**Exercise details:** List all the lines in these records that hold "Czech".

** START **

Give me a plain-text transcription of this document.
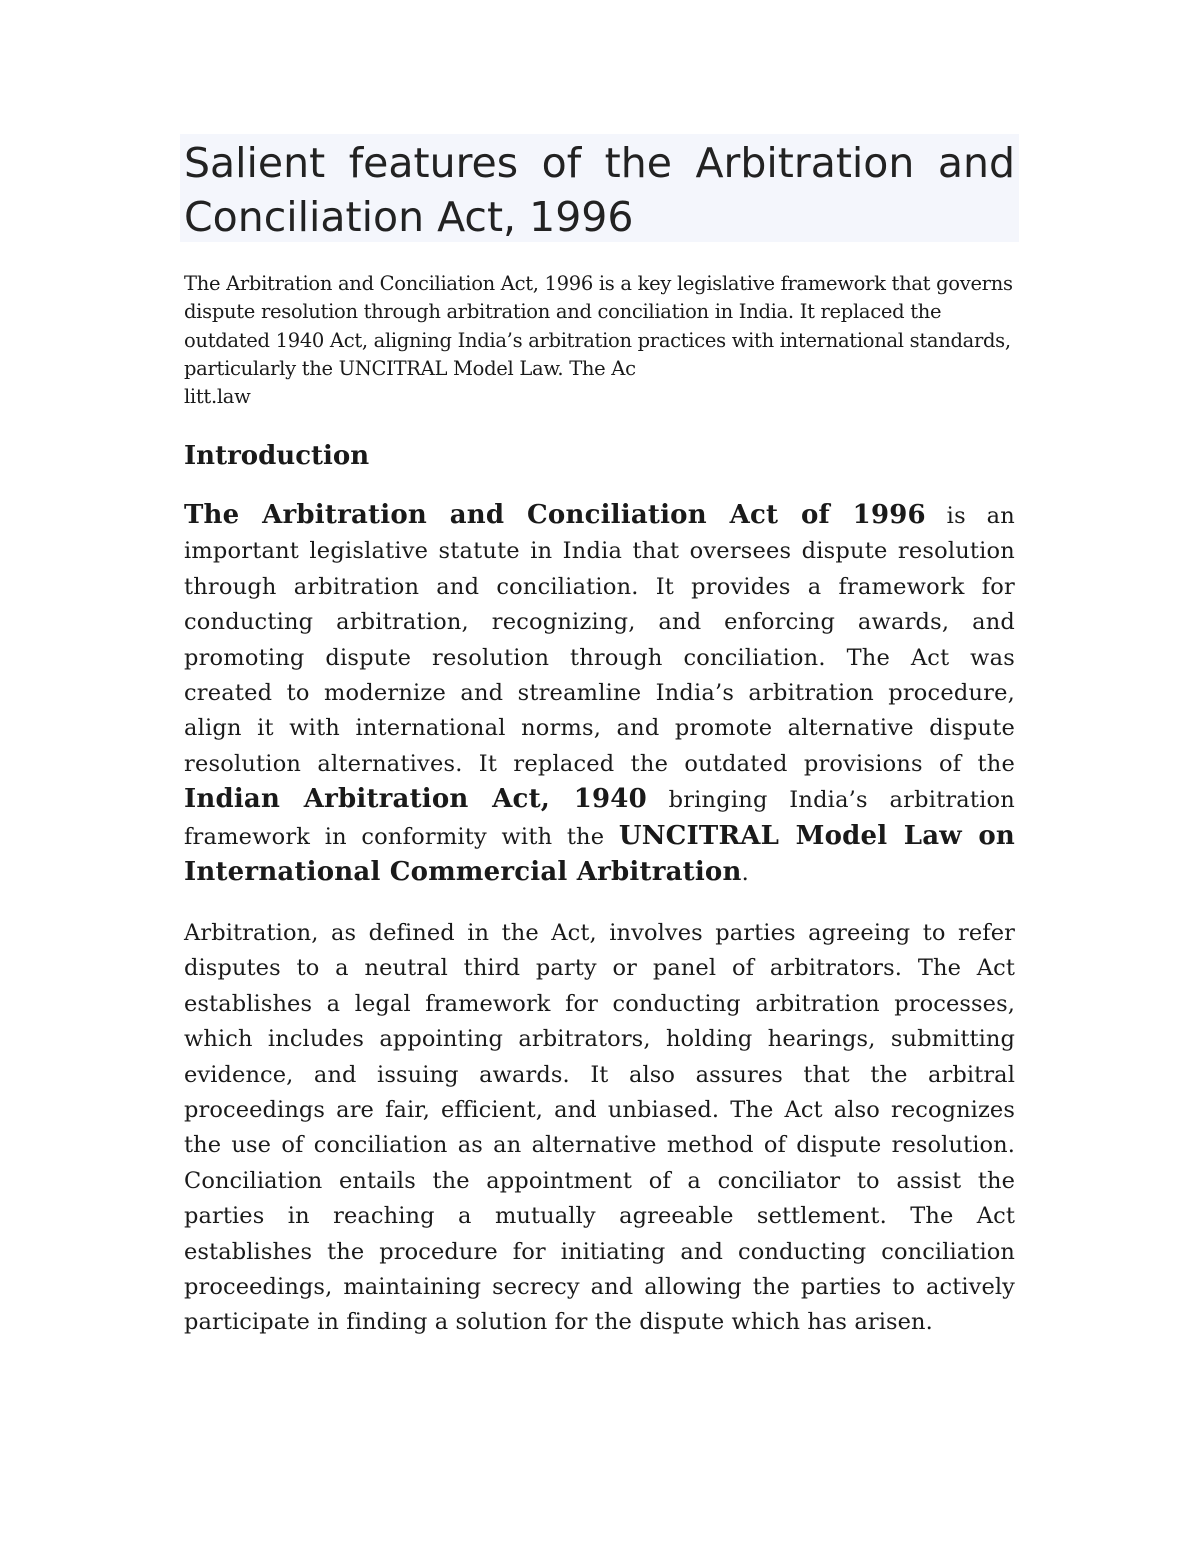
Salient features of the Arbitration and
Conciliation Act, 1996

The Arbitration and Conciliation Act, 1996 is a key legislative framework that governs dispute resolution through arbitration and conciliation in India. It replaced the outdated 1940 Act, aligning India’s arbitration practices with international standards, particularly the UNCITRAL Model Law. The Ac
litt.law

Introduction

The Arbitration and Conciliation Act of 1996 is an important legislative statute in India that oversees dispute resolution through arbitration and conciliation. It provides a framework for conducting arbitration, recognizing, and enforcing awards, and promoting dispute resolution through conciliation. The Act was created to modernize and streamline India’s arbitration procedure, align it with international norms, and promote alternative dispute resolution alternatives. It replaced the outdated provisions of the Indian Arbitration Act, 1940 bringing India’s arbitration framework in conformity with the UNCITRAL Model Law on International Commercial Arbitration.

Arbitration, as defined in the Act, involves parties agreeing to refer disputes to a neutral third party or panel of arbitrators. The Act establishes a legal framework for conducting arbitration processes, which includes appointing arbitrators, holding hearings, submitting evidence, and issuing awards. It also assures that the arbitral proceedings are fair, efficient, and unbiased. The Act also recognizes the use of conciliation as an alternative method of dispute resolution. Conciliation entails the appointment of a conciliator to assist the parties in reaching a mutually agreeable settlement. The Act establishes the procedure for initiating and conducting conciliation proceedings, maintaining secrecy and allowing the parties to actively participate in finding a solution for the dispute which has arisen.
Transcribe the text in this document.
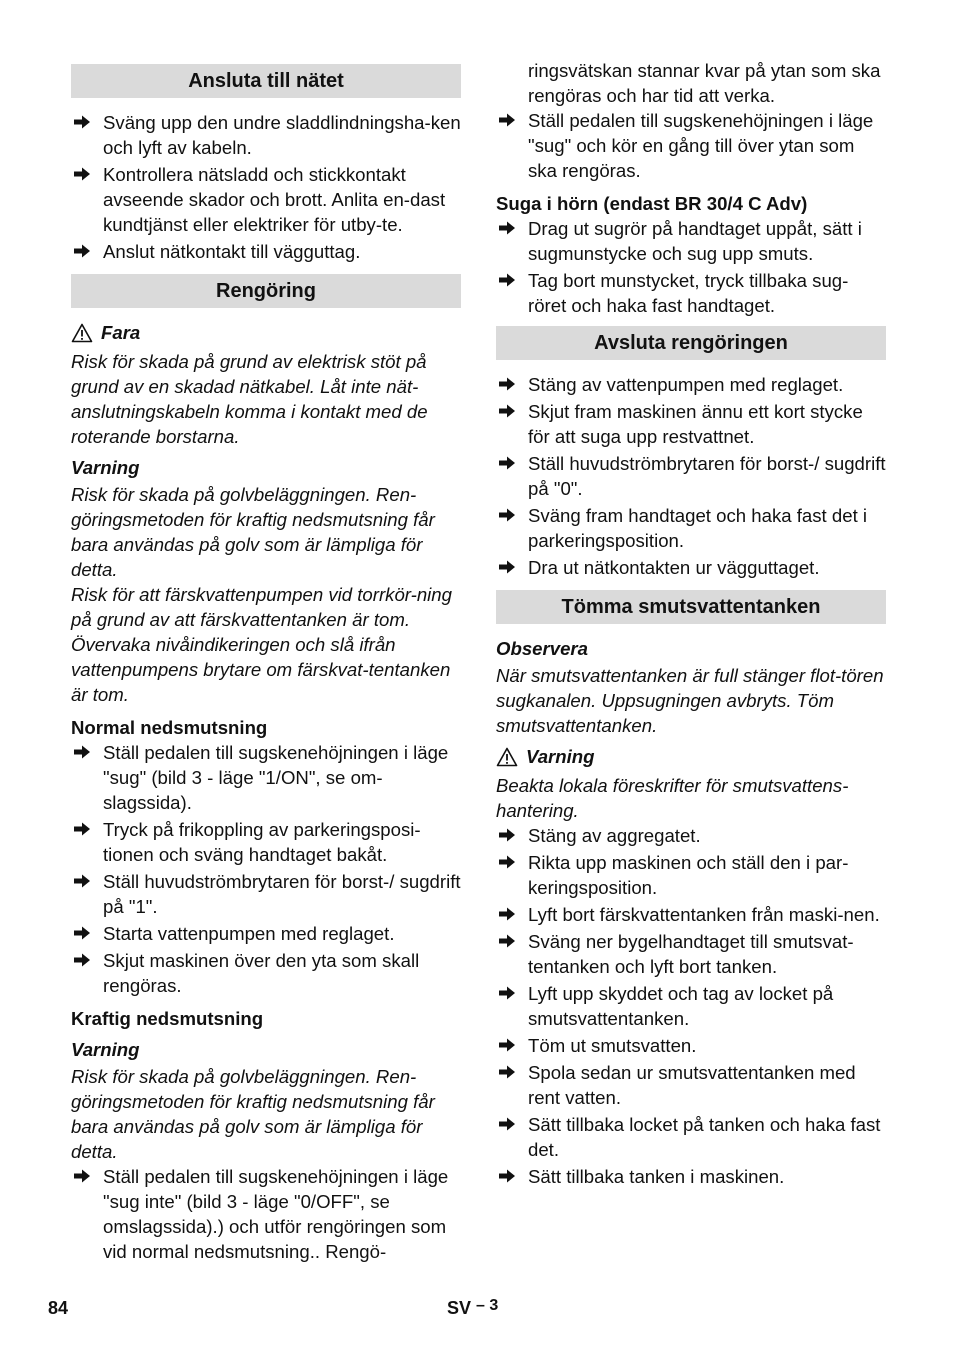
Ansluta till nätet
Sväng upp den undre sladdlindningsha-ken och lyft av kabeln.
Kontrollera nätsladd och stickkontakt avseende skador och brott. Anlita en-dast kundtjänst eller elektriker för utby-te.
Anslut nätkontakt till vägguttag.
Rengöring
Fara
Risk för skada på grund av elektrisk stöt på grund av en skadad nätkabel. Låt inte nät-anslutningskabeln komma i kontakt med de roterande borstarna.
Varning
Risk för skada på golvbeläggningen. Ren-göringsmetoden för kraftig nedsmutsning får bara användas på golv som är lämpliga för detta.
Risk för att färskvattenpumpen vid torrkör-ning på grund av att färskvattentanken är tom. Övervaka nivåindikeringen och slå ifrån vattenpumpens brytare om färskvat-tentanken är tom.
Normal nedsmutsning
Ställ pedalen till sugskenehöjningen i läge "sug" (bild 3 - läge "1/ON", se om-slagssida).
Tryck på frikoppling av parkeringsposi-tionen och sväng handtaget bakåt.
Ställ huvudströmbrytaren för borst-/ sugdrift på "1".
Starta vattenpumpen med reglaget.
Skjut maskinen över den yta som skall rengöras.
Kraftig nedsmutsning
Varning
Risk för skada på golvbeläggningen. Ren-göringsmetoden för kraftig nedsmutsning får bara användas på golv som är lämpliga för detta.
Ställ pedalen till sugskenehöjningen i läge "sug inte" (bild 3 - läge "0/OFF", se omslagssida).) och utför rengöringen som vid normal nedsmutsning.. Rengö-
ringsvätskan stannar kvar på ytan som ska rengöras och har tid att verka.
Ställ pedalen till sugskenehöjningen i läge "sug" och kör en gång till över ytan som ska rengöras.
Suga i hörn (endast BR 30/4 C Adv)
Drag ut sugrör på handtaget uppåt, sätt i sugmunstycke och sug upp smuts.
Tag bort munstycket, tryck tillbaka sug-röret och haka fast handtaget.
Avsluta rengöringen
Stäng av vattenpumpen med reglaget.
Skjut fram maskinen ännu ett kort stycke för att suga upp restvattnet.
Ställ huvudströmbrytaren för borst-/ sugdrift på "0".
Sväng fram handtaget och haka fast det i parkeringsposition.
Dra ut nätkontakten ur vägguttaget.
Tömma smutsvattentanken
Observera
När smutsvattentanken är full stänger flot-tören sugkanalen. Uppsugningen avbryts. Töm smutsvattentanken.
Varning
Beakta lokala föreskrifter för smutsvattens-hantering.
Stäng av aggregatet.
Rikta upp maskinen och ställ den i par-keringsposition.
Lyft bort färskvattentanken från maski-nen.
Sväng ner bygelhandtaget till smutsvat-tentanken och lyft bort tanken.
Lyft upp skyddet och tag av locket på smutsvattentanken.
Töm ut smutsvatten.
Spola sedan ur smutsvattentanken med rent vatten.
Sätt tillbaka locket på tanken och haka fast det.
Sätt tillbaka tanken i maskinen.
84	SV – 3
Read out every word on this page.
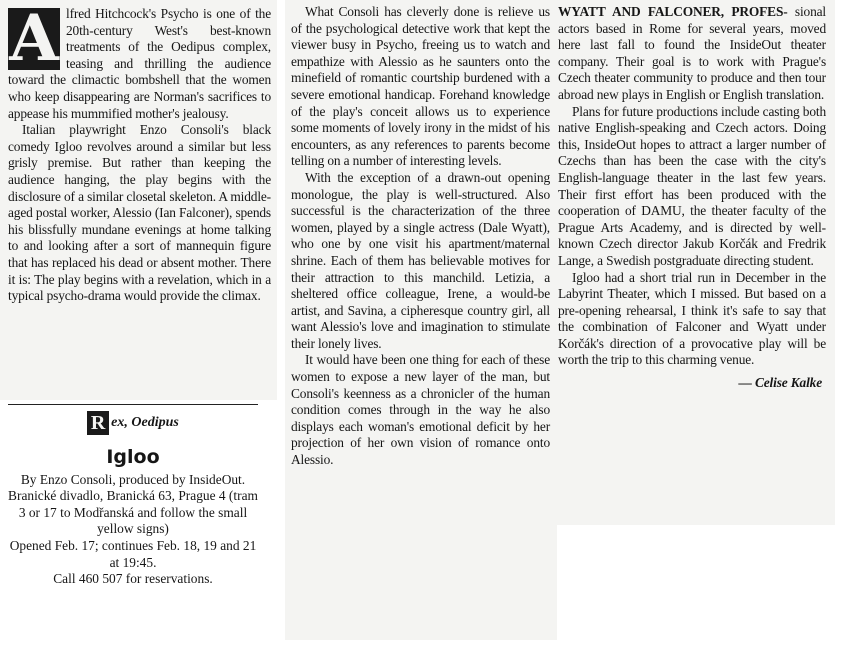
A lfred Hitchcock's Psycho is one of the 20th-century West's best-known treatments of the Oedipus complex, teasing and thrilling the audience toward the climactic bombshell that the women who keep disappearing are Norman's sacrifices to appease his mummified mother's jealousy.

Italian playwright Enzo Consoli's black comedy Igloo revolves around a similar but less grisly premise. But rather than keeping the audience hanging, the play begins with the disclosure of a similar closetal skeleton. A middle-aged postal worker, Alessio (Ian Falconer), spends his blissfully mundane evenings at home talking to and looking after a sort of mannequin figure that has replaced his dead or absent mother. There it is: The play begins with a revelation, which in a typical psycho-drama would provide the climax.

R ex, Oedipus
Igloo
By Enzo Consoli, produced by InsideOut.
Branické divadlo, Branická 63, Prague 4 (tram 3 or 17 to Modřanská and follow the small yellow signs)
Opened Feb. 17; continues Feb. 18, 19 and 21 at 19:45.
Call 460 507 for reservations.

What Consoli has cleverly done is relieve us of the psychological detective work that kept the viewer busy in Psycho, freeing us to watch and empathize with Alessio as he saunters onto the minefield of romantic courtship burdened with a severe emotional handicap. Forehand knowledge of the play's conceit allows us to experience some moments of lovely irony in the midst of his encounters, as any references to parents become telling on a number of interesting levels.

With the exception of a drawn-out opening monologue, the play is well-structured. Also successful is the characterization of the three women, played by a single actress (Dale Wyatt), who one by one visit his apartment/maternal shrine. Each of them has believable motives for their attraction to this manchild. Letizia, a sheltered office colleague, Irene, a would-be artist, and Savina, a cipheresque country girl, all want Alessio's love and imagination to stimulate their lonely lives.

It would have been one thing for each of these women to expose a new layer of the man, but Consoli's keenness as a chronicler of the human condition comes through in the way he also displays each woman's emotional deficit by her projection of her own vision of romance onto Alessio.

WYATT AND FALCONER, PROFES- sional actors based in Rome for several years, moved here last fall to found the InsideOut theater company. Their goal is to work with Prague's Czech theater community to produce and then tour abroad new plays in English or English translation.

Plans for future productions include casting both native English-speaking and Czech actors. Doing this, InsideOut hopes to attract a larger number of Czechs than has been the case with the city's English-language theater in the last few years. Their first effort has been produced with the cooperation of DAMU, the theater faculty of the Prague Arts Academy, and is directed by well-known Czech director Jakub Korčák and Fredrik Lange, a Swedish postgraduate directing student.

Igloo had a short trial run in December in the Labyrint Theater, which I missed. But based on a pre-opening rehearsal, I think it's safe to say that the combination of Falconer and Wyatt under Korčák's direction of a provocative play will be worth the trip to this charming venue.

— Celise Kalke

** END **

**Solution:**
WYATT AND FALCONER, PROFES- sional actors based in Rome for several years, moved here last fall to found the InsideOut theater company. Their goal is to work with Prague's Czech theater community to produce and then tour abroad new plays in English or English translation.
Plans for future productions include casting both native English-speaking and Czech actors. Doing this, InsideOut hopes to attract a larger number of Czechs than has been the case with the city's English-language theater in the last few years. Their first effort has been produced with the cooperation of DAMU, the theater faculty of the Prague Arts Academy, and is directed by well-known Czech director Jakub Korčák and Fredrik Lange, a Swedish postgraduate directing student.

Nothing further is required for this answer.